WHAT IS NEEDED:
Below are some entries. Copy each line that holds the string "subtitle".

RECORDS SUPPLIED:
'''
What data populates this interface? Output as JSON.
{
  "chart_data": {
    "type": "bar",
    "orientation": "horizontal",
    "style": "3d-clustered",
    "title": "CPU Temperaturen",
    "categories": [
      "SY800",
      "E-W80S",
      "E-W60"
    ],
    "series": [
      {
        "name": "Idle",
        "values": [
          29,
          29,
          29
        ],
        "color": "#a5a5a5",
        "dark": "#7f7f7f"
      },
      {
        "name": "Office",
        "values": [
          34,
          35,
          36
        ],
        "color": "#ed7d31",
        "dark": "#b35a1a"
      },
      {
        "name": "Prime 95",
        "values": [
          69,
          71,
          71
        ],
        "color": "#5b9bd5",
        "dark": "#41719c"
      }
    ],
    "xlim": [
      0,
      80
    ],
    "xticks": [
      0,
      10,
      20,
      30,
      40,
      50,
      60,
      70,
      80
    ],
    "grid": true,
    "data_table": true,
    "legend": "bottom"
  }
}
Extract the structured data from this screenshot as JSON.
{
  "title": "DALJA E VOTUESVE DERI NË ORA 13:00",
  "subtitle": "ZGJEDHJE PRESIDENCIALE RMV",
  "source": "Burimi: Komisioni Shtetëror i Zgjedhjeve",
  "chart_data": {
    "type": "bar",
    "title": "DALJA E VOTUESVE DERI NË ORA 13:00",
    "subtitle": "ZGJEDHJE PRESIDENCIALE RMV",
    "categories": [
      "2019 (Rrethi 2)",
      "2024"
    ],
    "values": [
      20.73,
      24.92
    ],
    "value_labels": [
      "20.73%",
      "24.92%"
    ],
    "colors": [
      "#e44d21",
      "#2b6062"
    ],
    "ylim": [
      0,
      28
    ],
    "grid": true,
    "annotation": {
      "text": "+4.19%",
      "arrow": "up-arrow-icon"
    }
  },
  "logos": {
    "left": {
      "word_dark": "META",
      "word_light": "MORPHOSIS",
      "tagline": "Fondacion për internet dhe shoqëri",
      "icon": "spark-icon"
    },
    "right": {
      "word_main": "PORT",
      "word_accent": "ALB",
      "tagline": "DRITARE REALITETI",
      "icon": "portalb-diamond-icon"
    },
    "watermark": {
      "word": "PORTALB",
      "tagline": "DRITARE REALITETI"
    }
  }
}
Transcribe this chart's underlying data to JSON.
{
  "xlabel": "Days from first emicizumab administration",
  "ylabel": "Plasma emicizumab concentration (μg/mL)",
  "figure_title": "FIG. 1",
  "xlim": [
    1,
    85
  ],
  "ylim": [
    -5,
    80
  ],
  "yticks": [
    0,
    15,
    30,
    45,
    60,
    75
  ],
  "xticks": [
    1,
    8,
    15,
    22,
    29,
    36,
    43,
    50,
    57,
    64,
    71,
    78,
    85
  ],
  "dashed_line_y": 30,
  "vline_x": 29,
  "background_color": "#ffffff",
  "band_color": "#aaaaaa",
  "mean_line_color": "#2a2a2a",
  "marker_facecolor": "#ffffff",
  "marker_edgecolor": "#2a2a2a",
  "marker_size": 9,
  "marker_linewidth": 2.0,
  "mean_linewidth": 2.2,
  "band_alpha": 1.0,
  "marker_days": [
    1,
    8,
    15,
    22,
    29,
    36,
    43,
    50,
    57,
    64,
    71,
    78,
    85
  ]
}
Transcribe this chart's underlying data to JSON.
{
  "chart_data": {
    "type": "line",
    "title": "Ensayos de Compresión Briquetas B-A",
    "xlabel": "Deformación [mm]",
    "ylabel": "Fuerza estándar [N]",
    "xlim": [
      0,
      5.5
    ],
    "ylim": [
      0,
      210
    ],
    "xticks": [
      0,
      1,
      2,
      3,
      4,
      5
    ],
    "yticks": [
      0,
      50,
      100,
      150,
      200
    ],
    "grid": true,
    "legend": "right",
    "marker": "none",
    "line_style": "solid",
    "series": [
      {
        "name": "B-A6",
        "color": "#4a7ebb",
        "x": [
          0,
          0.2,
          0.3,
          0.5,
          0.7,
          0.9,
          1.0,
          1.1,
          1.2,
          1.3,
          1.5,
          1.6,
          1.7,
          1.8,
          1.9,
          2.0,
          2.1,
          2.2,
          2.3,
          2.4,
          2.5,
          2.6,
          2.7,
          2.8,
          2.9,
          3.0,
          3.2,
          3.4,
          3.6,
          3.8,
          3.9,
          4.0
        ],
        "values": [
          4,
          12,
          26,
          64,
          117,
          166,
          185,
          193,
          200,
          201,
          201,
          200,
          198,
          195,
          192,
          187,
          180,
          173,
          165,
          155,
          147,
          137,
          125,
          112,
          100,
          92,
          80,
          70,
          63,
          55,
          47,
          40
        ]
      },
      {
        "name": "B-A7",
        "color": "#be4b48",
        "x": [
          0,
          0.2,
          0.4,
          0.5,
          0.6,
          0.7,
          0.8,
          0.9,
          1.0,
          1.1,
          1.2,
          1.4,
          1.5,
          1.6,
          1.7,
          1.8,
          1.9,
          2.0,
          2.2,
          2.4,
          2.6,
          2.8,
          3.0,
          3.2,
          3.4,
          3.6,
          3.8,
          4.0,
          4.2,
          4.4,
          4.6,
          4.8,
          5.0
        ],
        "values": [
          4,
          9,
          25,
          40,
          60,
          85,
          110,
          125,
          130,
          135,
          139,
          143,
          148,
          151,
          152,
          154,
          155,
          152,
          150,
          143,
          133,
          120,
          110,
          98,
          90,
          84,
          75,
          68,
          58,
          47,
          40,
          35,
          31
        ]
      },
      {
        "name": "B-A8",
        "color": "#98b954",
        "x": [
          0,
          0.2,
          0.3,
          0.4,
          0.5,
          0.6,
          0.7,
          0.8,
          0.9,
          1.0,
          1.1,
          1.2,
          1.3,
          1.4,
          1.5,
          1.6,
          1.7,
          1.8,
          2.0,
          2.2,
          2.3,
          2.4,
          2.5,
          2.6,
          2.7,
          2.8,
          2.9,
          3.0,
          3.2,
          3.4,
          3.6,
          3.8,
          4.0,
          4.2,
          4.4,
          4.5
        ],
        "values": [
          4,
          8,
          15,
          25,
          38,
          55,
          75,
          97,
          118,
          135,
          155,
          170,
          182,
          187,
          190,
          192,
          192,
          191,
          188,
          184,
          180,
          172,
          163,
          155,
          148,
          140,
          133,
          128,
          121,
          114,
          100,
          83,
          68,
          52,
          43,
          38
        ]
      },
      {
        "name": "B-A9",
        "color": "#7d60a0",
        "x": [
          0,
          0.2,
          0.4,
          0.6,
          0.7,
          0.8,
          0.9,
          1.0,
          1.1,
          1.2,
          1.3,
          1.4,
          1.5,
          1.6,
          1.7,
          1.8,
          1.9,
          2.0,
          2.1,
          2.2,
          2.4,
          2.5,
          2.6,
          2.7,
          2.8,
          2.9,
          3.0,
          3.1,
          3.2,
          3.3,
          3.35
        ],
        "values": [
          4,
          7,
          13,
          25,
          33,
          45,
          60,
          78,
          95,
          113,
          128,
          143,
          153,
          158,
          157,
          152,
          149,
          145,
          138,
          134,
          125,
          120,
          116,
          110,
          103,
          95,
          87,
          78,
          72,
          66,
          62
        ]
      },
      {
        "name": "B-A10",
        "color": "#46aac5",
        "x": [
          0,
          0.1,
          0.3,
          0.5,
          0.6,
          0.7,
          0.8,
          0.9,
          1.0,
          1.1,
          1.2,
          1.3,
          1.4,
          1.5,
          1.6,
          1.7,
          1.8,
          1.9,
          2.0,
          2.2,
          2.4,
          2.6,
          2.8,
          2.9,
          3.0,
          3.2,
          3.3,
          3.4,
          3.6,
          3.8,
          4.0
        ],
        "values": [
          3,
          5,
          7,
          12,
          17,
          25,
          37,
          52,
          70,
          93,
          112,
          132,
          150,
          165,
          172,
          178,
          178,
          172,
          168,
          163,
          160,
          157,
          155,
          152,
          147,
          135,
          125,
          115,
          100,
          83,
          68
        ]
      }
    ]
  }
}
'''
FULL SOLUTION:
  "subtitle": "ZGJEDHJE PRESIDENCIALE RMV",
    "subtitle": "ZGJEDHJE PRESIDENCIALE RMV",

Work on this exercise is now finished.